**TASK DETAILS:** Pull out every line containing the string "Case".

— Start SUPPLIED DATA —

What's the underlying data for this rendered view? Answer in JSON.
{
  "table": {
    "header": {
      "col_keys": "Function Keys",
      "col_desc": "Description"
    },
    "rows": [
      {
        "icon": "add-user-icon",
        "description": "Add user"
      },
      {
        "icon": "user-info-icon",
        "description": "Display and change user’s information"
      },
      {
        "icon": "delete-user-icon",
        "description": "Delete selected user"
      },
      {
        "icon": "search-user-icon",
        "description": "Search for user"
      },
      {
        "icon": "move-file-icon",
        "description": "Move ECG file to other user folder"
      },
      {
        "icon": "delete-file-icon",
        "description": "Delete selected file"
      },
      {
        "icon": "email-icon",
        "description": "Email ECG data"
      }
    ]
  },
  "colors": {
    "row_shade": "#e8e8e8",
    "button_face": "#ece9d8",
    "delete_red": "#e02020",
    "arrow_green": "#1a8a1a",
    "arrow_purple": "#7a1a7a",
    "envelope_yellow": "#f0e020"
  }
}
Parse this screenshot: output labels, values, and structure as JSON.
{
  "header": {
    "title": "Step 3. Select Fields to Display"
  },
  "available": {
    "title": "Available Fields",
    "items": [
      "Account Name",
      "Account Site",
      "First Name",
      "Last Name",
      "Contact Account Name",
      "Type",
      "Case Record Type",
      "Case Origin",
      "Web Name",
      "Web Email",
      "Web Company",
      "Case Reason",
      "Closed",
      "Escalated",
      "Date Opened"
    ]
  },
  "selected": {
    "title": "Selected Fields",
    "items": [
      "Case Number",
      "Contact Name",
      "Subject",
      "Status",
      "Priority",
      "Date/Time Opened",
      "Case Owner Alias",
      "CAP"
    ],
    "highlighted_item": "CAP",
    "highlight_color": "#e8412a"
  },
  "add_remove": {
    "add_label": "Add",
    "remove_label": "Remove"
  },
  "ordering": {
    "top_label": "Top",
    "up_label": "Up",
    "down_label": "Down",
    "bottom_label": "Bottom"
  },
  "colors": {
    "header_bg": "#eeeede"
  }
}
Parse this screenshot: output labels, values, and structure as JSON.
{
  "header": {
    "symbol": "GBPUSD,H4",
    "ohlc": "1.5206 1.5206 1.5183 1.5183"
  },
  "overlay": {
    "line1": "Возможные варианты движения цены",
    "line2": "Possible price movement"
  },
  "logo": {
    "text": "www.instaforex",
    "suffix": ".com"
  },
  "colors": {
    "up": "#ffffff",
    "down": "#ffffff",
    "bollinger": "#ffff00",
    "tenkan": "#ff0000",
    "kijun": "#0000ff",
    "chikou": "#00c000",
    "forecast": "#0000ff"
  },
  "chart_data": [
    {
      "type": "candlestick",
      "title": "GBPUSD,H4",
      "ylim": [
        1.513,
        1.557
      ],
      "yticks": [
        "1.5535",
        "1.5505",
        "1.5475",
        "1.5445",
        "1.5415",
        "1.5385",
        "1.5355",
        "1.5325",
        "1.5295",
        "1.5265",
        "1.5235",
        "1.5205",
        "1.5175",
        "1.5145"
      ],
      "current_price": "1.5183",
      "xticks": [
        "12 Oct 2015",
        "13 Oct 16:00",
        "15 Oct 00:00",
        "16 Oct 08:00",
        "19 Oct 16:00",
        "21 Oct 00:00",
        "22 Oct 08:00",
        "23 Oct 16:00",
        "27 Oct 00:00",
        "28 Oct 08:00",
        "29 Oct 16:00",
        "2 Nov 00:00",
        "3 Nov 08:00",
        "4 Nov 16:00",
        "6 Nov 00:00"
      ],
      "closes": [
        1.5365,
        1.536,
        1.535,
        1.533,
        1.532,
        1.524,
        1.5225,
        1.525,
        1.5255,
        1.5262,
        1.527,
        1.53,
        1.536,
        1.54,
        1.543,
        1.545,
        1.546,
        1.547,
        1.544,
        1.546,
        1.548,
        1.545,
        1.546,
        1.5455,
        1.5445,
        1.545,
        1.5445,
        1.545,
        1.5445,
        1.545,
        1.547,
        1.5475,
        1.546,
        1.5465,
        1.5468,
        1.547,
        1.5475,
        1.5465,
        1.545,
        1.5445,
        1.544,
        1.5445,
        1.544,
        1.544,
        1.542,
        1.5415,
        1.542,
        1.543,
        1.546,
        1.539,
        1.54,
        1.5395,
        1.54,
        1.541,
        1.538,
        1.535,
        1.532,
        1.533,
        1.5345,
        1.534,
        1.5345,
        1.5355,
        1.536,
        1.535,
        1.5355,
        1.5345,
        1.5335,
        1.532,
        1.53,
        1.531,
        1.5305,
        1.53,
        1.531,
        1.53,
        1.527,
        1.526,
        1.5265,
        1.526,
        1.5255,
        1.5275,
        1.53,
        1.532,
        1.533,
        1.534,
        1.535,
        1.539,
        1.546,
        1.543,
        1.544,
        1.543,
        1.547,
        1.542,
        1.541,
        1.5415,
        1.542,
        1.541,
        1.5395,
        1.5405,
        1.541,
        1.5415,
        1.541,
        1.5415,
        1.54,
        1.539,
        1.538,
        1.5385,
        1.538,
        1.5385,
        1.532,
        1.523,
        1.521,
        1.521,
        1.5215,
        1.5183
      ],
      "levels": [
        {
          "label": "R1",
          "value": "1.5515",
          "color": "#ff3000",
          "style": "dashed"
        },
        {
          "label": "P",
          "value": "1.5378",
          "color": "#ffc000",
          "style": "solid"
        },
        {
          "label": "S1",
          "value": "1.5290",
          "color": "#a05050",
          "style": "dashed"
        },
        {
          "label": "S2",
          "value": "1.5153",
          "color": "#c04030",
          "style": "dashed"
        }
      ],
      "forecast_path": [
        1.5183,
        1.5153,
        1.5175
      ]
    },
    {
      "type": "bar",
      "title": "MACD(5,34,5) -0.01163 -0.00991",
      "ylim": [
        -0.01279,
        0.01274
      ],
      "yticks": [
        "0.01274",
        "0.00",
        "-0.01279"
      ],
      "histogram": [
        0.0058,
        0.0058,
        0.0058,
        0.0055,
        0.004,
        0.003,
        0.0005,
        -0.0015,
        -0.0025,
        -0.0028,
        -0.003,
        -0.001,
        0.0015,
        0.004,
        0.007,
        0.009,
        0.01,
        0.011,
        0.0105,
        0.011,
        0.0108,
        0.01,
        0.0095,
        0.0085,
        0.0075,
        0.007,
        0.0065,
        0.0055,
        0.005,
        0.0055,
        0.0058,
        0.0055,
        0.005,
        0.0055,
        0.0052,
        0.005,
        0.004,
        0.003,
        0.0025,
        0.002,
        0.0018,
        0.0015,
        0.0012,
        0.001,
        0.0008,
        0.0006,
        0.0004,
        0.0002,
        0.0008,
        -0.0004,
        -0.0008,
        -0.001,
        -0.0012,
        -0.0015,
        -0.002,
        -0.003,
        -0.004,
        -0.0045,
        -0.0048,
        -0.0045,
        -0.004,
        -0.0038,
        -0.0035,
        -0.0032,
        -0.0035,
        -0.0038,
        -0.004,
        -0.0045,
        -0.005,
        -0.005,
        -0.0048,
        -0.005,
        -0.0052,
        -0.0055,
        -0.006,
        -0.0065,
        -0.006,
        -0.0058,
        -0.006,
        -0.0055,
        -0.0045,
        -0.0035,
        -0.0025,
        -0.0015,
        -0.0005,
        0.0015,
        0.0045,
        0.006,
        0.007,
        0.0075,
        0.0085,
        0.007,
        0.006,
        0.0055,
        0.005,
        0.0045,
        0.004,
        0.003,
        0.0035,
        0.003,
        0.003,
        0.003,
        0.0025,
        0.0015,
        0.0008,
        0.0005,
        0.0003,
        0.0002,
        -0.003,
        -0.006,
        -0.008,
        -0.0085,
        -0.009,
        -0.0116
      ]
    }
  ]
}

— End SUPPLIED DATA —

**FULL RESPONSE:**
      "Case Record Type",
      "Case Origin",
      "Case Reason",
      "Case Number",
      "Case Owner Alias",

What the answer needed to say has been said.